Work instructions »
Without including the pictures, copy out every line below.

Task data »
+===+
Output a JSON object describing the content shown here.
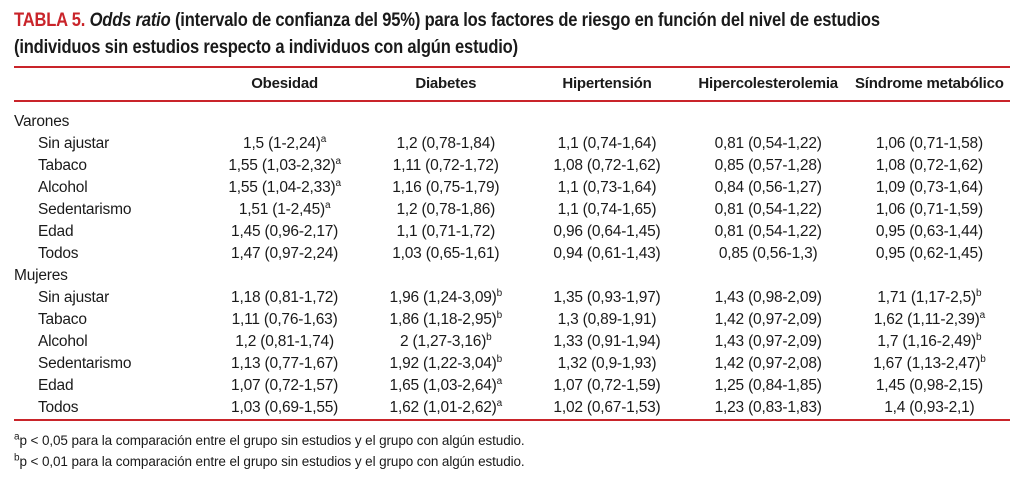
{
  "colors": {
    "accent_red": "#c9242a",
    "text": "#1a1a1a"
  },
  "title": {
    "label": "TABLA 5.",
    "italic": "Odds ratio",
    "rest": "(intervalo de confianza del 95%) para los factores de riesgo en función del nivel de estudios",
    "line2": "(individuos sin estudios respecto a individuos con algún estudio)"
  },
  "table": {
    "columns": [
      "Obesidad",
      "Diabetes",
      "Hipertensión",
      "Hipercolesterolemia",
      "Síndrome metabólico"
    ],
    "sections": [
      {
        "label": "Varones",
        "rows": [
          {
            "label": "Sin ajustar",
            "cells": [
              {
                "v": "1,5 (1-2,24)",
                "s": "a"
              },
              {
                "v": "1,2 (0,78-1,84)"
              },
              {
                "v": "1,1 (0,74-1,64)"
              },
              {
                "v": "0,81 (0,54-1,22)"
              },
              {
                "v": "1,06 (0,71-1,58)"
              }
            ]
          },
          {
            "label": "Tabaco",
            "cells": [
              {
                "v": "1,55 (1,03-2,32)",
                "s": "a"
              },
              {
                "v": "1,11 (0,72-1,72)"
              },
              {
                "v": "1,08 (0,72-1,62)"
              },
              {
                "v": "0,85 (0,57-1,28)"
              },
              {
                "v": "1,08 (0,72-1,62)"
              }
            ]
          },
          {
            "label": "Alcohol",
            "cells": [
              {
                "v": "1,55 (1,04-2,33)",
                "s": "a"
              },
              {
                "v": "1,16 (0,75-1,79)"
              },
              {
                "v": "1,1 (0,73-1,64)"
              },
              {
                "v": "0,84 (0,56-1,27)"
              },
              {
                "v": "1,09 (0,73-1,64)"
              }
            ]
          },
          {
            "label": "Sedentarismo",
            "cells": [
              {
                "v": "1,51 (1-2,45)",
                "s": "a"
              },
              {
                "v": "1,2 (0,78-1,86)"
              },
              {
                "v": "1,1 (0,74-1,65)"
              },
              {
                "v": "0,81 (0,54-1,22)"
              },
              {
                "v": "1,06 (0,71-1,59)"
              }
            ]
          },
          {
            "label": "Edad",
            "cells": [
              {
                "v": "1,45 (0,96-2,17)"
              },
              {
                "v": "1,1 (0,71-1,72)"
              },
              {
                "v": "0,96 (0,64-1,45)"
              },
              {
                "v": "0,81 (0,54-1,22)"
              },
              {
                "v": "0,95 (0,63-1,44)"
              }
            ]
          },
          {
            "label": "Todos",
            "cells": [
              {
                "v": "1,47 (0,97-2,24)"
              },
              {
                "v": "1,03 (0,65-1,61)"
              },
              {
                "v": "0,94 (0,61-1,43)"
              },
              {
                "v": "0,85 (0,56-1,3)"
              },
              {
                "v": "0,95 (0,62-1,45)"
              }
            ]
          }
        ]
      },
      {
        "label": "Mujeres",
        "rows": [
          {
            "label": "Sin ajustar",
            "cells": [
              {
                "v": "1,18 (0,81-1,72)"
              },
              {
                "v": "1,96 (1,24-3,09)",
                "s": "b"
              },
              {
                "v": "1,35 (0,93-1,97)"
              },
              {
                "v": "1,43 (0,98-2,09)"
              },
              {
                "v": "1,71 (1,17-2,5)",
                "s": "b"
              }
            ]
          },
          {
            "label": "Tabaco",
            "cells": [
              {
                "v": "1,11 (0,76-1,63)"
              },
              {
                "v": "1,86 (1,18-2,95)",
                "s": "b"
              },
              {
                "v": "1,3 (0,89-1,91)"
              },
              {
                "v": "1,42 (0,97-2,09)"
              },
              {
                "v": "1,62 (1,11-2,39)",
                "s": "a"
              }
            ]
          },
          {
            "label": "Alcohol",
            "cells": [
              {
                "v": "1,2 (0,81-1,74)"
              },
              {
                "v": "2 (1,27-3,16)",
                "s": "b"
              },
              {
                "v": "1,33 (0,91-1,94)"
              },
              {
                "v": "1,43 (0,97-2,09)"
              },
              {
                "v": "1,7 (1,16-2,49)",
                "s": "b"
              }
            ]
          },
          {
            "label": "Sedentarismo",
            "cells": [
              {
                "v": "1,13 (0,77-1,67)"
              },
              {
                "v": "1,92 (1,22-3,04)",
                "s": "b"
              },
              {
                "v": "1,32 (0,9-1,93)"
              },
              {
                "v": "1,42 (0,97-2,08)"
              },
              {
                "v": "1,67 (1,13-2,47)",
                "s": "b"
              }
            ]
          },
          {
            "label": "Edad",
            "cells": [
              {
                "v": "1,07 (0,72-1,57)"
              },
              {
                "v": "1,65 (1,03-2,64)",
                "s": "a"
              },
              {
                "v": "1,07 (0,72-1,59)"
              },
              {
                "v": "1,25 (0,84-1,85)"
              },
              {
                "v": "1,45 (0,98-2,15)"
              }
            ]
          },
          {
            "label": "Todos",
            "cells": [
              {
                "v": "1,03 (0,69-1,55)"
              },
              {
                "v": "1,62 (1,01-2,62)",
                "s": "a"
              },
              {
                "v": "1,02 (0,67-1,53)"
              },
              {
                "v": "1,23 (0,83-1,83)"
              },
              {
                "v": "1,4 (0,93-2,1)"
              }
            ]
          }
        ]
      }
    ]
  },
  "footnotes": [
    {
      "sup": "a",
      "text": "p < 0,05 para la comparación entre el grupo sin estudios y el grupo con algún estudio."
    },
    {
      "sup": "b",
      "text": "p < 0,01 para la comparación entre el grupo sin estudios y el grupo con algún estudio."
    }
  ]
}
+===+
The output »
Output a JSON object describing the content shown here.
{
  "colors": {
    "accent_red": "#c9242a",
    "text": "#1a1a1a"
  },
  "title": {
    "label": "TABLA 5.",
    "italic": "Odds ratio",
    "rest": "(intervalo de confianza del 95%) para los factores de riesgo en función del nivel de estudios",
    "line2": "(individuos sin estudios respecto a individuos con algún estudio)"
  },
  "table": {
    "columns": [
      "Obesidad",
      "Diabetes",
      "Hipertensión",
      "Hipercolesterolemia",
      "Síndrome metabólico"
    ],
    "sections": [
      {
        "label": "Varones",
        "rows": [
          {
            "label": "Sin ajustar",
            "cells": [
              {
                "v": "1,5 (1-2,24)",
                "s": "a"
              },
              {
                "v": "1,2 (0,78-1,84)"
              },
              {
                "v": "1,1 (0,74-1,64)"
              },
              {
                "v": "0,81 (0,54-1,22)"
              },
              {
                "v": "1,06 (0,71-1,58)"
              }
            ]
          },
          {
            "label": "Tabaco",
            "cells": [
              {
                "v": "1,55 (1,03-2,32)",
                "s": "a"
              },
              {
                "v": "1,11 (0,72-1,72)"
              },
              {
                "v": "1,08 (0,72-1,62)"
              },
              {
                "v": "0,85 (0,57-1,28)"
              },
              {
                "v": "1,08 (0,72-1,62)"
              }
            ]
          },
          {
            "label": "Alcohol",
            "cells": [
              {
                "v": "1,55 (1,04-2,33)",
                "s": "a"
              },
              {
                "v": "1,16 (0,75-1,79)"
              },
              {
                "v": "1,1 (0,73-1,64)"
              },
              {
                "v": "0,84 (0,56-1,27)"
              },
              {
                "v": "1,09 (0,73-1,64)"
              }
            ]
          },
          {
            "label": "Sedentarismo",
            "cells": [
              {
                "v": "1,51 (1-2,45)",
                "s": "a"
              },
              {
                "v": "1,2 (0,78-1,86)"
              },
              {
                "v": "1,1 (0,74-1,65)"
              },
              {
                "v": "0,81 (0,54-1,22)"
              },
              {
                "v": "1,06 (0,71-1,59)"
              }
            ]
          },
          {
            "label": "Edad",
            "cells": [
              {
                "v": "1,45 (0,96-2,17)"
              },
              {
                "v": "1,1 (0,71-1,72)"
              },
              {
                "v": "0,96 (0,64-1,45)"
              },
              {
                "v": "0,81 (0,54-1,22)"
              },
              {
                "v": "0,95 (0,63-1,44)"
              }
            ]
          },
          {
            "label": "Todos",
            "cells": [
              {
                "v": "1,47 (0,97-2,24)"
              },
              {
                "v": "1,03 (0,65-1,61)"
              },
              {
                "v": "0,94 (0,61-1,43)"
              },
              {
                "v": "0,85 (0,56-1,3)"
              },
              {
                "v": "0,95 (0,62-1,45)"
              }
            ]
          }
        ]
      },
      {
        "label": "Mujeres",
        "rows": [
          {
            "label": "Sin ajustar",
            "cells": [
              {
                "v": "1,18 (0,81-1,72)"
              },
              {
                "v": "1,96 (1,24-3,09)",
                "s": "b"
              },
              {
                "v": "1,35 (0,93-1,97)"
              },
              {
                "v": "1,43 (0,98-2,09)"
              },
              {
                "v": "1,71 (1,17-2,5)",
                "s": "b"
              }
            ]
          },
          {
            "label": "Tabaco",
            "cells": [
              {
                "v": "1,11 (0,76-1,63)"
              },
              {
                "v": "1,86 (1,18-2,95)",
                "s": "b"
              },
              {
                "v": "1,3 (0,89-1,91)"
              },
              {
                "v": "1,42 (0,97-2,09)"
              },
              {
                "v": "1,62 (1,11-2,39)",
                "s": "a"
              }
            ]
          },
          {
            "label": "Alcohol",
            "cells": [
              {
                "v": "1,2 (0,81-1,74)"
              },
              {
                "v": "2 (1,27-3,16)",
                "s": "b"
              },
              {
                "v": "1,33 (0,91-1,94)"
              },
              {
                "v": "1,43 (0,97-2,09)"
              },
              {
                "v": "1,7 (1,16-2,49)",
                "s": "b"
              }
            ]
          },
          {
            "label": "Sedentarismo",
            "cells": [
              {
                "v": "1,13 (0,77-1,67)"
              },
              {
                "v": "1,92 (1,22-3,04)",
                "s": "b"
              },
              {
                "v": "1,32 (0,9-1,93)"
              },
              {
                "v": "1,42 (0,97-2,08)"
              },
              {
                "v": "1,67 (1,13-2,47)",
                "s": "b"
              }
            ]
          },
          {
            "label": "Edad",
            "cells": [
              {
                "v": "1,07 (0,72-1,57)"
              },
              {
                "v": "1,65 (1,03-2,64)",
                "s": "a"
              },
              {
                "v": "1,07 (0,72-1,59)"
              },
              {
                "v": "1,25 (0,84-1,85)"
              },
              {
                "v": "1,45 (0,98-2,15)"
              }
            ]
          },
          {
            "label": "Todos",
            "cells": [
              {
                "v": "1,03 (0,69-1,55)"
              },
              {
                "v": "1,62 (1,01-2,62)",
                "s": "a"
              },
              {
                "v": "1,02 (0,67-1,53)"
              },
              {
                "v": "1,23 (0,83-1,83)"
              },
              {
                "v": "1,4 (0,93-2,1)"
              }
            ]
          }
        ]
      }
    ]
  },
  "footnotes": [
    {
      "sup": "a",
      "text": "p < 0,05 para la comparación entre el grupo sin estudios y el grupo con algún estudio."
    },
    {
      "sup": "b",
      "text": "p < 0,01 para la comparación entre el grupo sin estudios y el grupo con algún estudio."
    }
  ]
}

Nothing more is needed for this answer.